● **Task brief**:
Output every record word for word.

┌─ Recorded information

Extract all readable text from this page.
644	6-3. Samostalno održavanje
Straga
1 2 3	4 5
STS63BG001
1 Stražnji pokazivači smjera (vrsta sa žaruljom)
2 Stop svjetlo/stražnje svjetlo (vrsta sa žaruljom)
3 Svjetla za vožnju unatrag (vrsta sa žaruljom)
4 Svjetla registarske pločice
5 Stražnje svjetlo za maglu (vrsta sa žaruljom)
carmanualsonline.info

└─

● **Finished task**:
Extract all readable text from this page.
644	6-3. Samostalno održavanje
Straga
1 2 3	4 5
STS63BG001
1 Stražnji pokazivači smjera (vrsta sa žaruljom)
2 Stop svjetlo/stražnje svjetlo (vrsta sa žaruljom)
3 Svjetla za vožnju unatrag (vrsta sa žaruljom)
4 Svjetla registarske pločice
5 Stražnje svjetlo za maglu (vrsta sa žaruljom)
carmanualsonline.info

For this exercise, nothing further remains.